» **MATERIAL PROVIDED**
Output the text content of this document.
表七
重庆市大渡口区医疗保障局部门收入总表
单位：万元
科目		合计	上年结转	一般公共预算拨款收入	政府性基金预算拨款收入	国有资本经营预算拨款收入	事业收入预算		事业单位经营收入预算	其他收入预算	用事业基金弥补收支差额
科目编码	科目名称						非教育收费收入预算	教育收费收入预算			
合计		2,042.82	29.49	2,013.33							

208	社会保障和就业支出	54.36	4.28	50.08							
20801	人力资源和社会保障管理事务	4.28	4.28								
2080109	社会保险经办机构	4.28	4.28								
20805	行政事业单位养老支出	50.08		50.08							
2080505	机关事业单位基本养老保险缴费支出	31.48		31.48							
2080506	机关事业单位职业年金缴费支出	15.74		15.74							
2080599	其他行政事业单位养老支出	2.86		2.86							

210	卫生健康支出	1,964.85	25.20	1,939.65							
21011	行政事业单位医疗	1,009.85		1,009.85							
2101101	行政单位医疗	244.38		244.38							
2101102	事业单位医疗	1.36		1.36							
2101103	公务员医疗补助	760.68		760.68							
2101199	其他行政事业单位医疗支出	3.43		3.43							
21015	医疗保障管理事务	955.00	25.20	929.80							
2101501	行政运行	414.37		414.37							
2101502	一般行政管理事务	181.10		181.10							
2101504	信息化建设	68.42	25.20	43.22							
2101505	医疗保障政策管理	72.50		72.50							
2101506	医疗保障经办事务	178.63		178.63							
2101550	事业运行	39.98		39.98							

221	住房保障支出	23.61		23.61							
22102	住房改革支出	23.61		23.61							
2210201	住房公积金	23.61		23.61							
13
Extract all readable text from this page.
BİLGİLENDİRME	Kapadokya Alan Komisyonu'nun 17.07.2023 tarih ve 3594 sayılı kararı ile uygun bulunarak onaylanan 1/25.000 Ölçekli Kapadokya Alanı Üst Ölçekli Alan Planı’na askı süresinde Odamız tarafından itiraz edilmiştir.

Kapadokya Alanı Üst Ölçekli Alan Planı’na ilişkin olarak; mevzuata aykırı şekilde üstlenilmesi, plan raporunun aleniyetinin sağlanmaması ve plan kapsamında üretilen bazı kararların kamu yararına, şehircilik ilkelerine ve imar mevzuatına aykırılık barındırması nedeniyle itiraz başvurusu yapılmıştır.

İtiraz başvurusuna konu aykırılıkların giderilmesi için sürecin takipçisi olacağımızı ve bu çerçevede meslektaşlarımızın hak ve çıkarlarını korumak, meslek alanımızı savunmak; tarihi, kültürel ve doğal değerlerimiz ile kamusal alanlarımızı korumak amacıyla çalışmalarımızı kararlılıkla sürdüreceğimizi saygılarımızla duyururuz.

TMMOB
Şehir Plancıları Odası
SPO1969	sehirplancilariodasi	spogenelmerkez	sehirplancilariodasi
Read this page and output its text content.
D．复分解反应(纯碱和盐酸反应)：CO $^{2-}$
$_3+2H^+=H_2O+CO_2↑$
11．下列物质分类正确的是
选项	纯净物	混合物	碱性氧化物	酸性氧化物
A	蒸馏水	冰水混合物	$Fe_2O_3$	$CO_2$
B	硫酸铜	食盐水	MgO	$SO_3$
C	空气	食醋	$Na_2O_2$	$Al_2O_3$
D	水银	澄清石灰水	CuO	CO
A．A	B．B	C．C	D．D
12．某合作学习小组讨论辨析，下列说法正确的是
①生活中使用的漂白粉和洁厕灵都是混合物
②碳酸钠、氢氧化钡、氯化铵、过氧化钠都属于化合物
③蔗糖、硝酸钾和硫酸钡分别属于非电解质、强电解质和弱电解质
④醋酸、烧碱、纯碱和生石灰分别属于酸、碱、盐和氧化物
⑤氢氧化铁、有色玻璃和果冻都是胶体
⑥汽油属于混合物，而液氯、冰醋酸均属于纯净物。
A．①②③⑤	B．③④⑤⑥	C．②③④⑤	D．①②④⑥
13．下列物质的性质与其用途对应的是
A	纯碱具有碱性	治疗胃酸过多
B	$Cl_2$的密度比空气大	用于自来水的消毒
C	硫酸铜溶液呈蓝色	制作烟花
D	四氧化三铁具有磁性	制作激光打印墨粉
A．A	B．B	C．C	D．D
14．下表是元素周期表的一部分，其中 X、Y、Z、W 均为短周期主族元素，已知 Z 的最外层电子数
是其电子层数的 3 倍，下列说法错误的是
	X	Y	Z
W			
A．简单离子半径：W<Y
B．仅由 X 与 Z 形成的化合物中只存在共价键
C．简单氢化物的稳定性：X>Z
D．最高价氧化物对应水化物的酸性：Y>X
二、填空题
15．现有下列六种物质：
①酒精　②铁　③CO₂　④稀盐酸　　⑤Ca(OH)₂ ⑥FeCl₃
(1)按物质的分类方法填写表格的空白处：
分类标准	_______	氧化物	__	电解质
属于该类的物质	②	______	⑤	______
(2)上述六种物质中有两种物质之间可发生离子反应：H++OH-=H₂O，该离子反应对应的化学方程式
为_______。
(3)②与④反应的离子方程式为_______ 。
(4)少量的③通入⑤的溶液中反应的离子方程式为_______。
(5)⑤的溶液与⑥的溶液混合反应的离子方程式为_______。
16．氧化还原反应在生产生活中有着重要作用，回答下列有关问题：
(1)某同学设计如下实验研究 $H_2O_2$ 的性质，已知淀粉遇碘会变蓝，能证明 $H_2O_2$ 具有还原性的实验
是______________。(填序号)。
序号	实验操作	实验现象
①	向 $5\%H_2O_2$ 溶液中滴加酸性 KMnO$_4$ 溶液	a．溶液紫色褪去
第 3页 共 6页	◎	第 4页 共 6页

» **GIVEN TASK**
Reproduce each line of the entries in which the word "text" is found.

» **FULL ANSWER**
Output the text content of this document.
Extract all readable text from this page.
Read this page and output its text content.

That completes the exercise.